## Trecho do documento
_ _ _ _ _ _ _

Em finais de março passado, guardas da Prisão Nigrita, no norte da Grécia, terão espancado até à morte um preso que se encontrava em detenção solitária. A autópsia revelou que o preso sofrera um espancamento intenso nas solas dos pés e no peito, e apresentava ainda queimaduras nas mãos.

Desde 2011 que é registado um aumento drástico nos ataques contra refugiados e migrantes naquele país; foram documentados crimes de ódio também contra a comunidade cigana e a comunidade LGBTI (lésbica, gay, bissexual, transgénero e intersexual). E as forças de segurança não agiram de maneira a prevenir a não ocorrência destes ataques ou não investigaram o motivo de ódio que os suscitou.

“Este comportamento da polícia grega é favorável à ação dos grupos de extrema-direita e xenófobos, os quais visam atacar qualquer pessoa que não se enquadre e conforme à ideia que eles têm do que a sociedade deve ser”, nota Jezerca Tigani.

“Além disso, a polícia é usada indiscriminadamente como uma ferramenta pelas autoridades: em vez de manterem a ordem e a paz, é-lhes atribuída muitas vezes a tarefa de sufocarem a dissidência e perseguirem membros dos grupos sociais mais vulneráveis. A ação policial está sem monitorização independente e as suas transgressões ficam por punir. E isto tem de mudar”, sustenta a vice-diretora do programa Europa e Ásia Central da Amnistia Internacional.

Morto às mãos do Aurora Dourada

Pavlos Fyssas, músico e ativista anti-fascista, foi esfaqueado mortalmente a 17 de setembro de 2013, em Keratsini, nos subúrbios de Atenas, por um membro do Aurora Dourada, sem que os oito agentes de polícia que se encontravam por perto fizessem algo para o salvar.

_ _ _ _ _ _ _

## Extratos de dados

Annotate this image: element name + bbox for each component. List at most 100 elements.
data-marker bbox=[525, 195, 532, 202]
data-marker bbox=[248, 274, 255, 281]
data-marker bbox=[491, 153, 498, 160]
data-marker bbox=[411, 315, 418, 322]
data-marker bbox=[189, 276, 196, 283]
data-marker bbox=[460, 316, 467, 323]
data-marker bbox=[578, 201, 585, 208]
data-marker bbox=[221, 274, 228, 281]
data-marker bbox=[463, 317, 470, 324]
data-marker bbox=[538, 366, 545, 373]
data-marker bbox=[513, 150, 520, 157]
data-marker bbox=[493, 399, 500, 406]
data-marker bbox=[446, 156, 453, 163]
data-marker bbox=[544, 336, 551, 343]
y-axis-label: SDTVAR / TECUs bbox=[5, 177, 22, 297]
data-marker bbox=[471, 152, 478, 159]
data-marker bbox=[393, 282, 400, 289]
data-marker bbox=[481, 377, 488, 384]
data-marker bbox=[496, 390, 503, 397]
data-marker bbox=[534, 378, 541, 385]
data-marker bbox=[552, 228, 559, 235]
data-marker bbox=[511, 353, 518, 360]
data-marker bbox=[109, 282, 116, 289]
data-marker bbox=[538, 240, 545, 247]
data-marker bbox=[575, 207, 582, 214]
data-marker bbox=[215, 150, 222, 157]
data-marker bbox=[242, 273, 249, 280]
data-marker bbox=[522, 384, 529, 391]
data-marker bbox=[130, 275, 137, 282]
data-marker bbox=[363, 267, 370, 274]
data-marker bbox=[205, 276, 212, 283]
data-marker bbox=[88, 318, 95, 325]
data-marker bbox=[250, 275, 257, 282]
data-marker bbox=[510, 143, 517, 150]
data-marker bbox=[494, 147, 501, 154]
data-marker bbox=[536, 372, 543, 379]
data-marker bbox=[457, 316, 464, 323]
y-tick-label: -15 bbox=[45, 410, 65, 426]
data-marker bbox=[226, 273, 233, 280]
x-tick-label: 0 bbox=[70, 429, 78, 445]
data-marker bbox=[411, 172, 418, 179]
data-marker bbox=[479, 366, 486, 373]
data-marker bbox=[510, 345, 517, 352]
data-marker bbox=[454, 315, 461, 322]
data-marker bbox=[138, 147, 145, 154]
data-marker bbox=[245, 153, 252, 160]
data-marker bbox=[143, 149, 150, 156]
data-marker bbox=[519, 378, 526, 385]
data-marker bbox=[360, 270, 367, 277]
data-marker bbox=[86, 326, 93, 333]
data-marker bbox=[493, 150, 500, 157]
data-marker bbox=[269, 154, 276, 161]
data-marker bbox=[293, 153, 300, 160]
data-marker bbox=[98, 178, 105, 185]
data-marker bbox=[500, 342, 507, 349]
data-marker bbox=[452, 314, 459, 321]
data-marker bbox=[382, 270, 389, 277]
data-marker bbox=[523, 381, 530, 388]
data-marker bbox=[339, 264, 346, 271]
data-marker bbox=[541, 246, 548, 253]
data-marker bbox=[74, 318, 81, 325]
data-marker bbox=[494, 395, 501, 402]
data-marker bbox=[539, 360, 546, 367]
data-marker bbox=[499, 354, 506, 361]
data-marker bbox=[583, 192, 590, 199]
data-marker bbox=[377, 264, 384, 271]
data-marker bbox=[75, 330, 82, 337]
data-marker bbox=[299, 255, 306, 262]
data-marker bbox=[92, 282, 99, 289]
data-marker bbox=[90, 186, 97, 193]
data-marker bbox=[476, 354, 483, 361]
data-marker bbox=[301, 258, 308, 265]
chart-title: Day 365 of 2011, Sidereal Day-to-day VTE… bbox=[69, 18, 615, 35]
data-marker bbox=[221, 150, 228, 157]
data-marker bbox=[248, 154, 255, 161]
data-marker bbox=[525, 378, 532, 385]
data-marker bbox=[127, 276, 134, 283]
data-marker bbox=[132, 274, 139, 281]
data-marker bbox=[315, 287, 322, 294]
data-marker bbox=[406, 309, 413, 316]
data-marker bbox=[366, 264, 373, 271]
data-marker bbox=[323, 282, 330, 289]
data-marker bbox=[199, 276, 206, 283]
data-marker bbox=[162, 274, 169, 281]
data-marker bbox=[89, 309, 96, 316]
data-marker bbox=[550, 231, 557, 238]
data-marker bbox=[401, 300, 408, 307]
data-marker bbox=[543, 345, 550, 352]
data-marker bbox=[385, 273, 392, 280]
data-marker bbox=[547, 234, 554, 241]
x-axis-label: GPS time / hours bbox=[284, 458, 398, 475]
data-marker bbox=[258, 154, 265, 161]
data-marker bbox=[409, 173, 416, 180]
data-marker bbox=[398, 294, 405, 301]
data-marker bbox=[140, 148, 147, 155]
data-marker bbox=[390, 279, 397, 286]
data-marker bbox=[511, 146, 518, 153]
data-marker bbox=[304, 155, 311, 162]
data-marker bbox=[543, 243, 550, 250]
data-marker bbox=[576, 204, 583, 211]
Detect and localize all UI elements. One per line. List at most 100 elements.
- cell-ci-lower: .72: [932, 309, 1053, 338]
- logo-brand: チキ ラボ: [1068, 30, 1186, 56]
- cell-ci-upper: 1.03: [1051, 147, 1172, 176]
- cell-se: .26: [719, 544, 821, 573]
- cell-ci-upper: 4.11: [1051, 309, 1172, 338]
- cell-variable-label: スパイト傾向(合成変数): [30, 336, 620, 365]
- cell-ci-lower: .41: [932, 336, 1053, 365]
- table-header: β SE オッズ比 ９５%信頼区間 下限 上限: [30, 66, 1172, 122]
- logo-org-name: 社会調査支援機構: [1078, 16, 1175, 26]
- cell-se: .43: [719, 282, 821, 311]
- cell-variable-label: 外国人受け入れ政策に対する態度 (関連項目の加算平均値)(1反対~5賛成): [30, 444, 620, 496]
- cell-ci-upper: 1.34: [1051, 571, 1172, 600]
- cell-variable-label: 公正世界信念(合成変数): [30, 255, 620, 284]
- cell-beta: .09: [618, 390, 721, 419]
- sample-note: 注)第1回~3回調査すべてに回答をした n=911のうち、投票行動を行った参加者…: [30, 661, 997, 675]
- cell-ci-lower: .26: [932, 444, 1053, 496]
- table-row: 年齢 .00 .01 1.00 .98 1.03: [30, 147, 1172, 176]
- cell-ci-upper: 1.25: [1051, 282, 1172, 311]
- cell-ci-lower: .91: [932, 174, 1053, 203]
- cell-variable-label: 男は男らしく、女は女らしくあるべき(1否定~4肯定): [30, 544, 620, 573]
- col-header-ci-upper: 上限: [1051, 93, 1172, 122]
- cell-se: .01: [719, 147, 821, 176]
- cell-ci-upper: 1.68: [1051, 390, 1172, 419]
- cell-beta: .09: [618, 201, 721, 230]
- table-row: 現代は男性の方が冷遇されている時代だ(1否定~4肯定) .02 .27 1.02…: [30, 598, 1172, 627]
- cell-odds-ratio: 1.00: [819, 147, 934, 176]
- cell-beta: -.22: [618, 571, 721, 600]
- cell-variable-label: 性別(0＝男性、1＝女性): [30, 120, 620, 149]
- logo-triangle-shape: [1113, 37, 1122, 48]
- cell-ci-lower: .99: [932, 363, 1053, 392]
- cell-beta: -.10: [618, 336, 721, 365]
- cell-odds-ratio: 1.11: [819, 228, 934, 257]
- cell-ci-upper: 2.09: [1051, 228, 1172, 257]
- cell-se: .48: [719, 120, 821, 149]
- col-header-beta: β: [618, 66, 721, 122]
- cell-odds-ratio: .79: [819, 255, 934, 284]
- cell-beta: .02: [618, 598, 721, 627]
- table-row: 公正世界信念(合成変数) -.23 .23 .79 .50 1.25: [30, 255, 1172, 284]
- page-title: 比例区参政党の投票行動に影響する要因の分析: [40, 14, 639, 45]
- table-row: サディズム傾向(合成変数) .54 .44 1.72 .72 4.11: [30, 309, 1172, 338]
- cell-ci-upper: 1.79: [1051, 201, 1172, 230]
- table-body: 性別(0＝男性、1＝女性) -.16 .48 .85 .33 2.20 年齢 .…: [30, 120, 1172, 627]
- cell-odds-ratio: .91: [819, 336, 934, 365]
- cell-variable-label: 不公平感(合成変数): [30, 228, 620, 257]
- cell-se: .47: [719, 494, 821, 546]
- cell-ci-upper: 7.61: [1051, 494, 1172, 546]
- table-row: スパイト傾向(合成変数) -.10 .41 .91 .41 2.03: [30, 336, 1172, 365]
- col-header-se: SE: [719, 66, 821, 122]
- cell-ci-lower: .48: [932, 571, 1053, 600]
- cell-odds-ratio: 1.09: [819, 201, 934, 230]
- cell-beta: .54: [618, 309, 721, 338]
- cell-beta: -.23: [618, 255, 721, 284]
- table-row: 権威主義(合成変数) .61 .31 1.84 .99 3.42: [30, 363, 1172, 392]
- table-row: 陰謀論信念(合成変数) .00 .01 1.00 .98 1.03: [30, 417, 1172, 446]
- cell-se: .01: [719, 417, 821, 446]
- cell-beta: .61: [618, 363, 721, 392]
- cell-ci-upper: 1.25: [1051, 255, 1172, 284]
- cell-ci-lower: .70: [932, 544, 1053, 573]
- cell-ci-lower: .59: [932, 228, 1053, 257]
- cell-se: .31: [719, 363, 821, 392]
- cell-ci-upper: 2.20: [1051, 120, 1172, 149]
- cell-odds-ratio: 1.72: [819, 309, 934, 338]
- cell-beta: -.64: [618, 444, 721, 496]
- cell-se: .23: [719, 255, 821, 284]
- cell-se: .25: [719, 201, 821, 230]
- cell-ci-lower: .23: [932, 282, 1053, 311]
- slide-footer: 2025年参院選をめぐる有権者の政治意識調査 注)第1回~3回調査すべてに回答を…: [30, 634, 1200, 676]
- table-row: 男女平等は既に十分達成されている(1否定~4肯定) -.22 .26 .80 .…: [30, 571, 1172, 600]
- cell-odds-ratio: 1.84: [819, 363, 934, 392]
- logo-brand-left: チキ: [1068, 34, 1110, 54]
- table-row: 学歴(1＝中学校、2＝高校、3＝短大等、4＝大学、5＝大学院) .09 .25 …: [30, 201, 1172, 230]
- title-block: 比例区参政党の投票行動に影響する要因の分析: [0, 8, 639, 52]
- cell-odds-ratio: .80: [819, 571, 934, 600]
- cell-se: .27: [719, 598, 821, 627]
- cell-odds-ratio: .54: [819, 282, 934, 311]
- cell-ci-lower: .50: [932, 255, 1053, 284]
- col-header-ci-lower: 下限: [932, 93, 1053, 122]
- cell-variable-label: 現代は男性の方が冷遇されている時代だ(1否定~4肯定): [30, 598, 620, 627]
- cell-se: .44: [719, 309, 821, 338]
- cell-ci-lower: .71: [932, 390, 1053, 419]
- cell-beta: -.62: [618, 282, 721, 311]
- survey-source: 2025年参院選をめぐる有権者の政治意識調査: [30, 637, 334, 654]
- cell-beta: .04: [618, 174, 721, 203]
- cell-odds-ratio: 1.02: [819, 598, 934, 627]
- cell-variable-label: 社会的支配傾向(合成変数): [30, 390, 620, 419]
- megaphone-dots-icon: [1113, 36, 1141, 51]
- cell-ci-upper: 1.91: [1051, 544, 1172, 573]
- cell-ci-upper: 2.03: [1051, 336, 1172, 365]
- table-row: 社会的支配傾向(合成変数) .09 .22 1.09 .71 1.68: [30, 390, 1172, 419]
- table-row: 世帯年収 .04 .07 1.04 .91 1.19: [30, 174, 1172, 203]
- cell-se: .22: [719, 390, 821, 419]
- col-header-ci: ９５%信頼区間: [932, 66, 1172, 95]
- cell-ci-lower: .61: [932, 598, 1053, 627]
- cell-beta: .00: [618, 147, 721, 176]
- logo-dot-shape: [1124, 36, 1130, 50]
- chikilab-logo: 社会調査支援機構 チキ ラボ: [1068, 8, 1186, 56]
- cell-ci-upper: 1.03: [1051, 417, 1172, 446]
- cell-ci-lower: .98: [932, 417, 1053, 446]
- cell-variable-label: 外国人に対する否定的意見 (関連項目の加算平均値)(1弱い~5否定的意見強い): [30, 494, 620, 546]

_ _ _ _ _ _ _

## Tarefa
Segundo o trecho sobre a polícia grega, em que data e em que lugar Pavlos Fyssas foi esfaqueado?

## Resposta
Em 17 de setembro de 2013, em Keratsini, nos subúrbios de Atenas.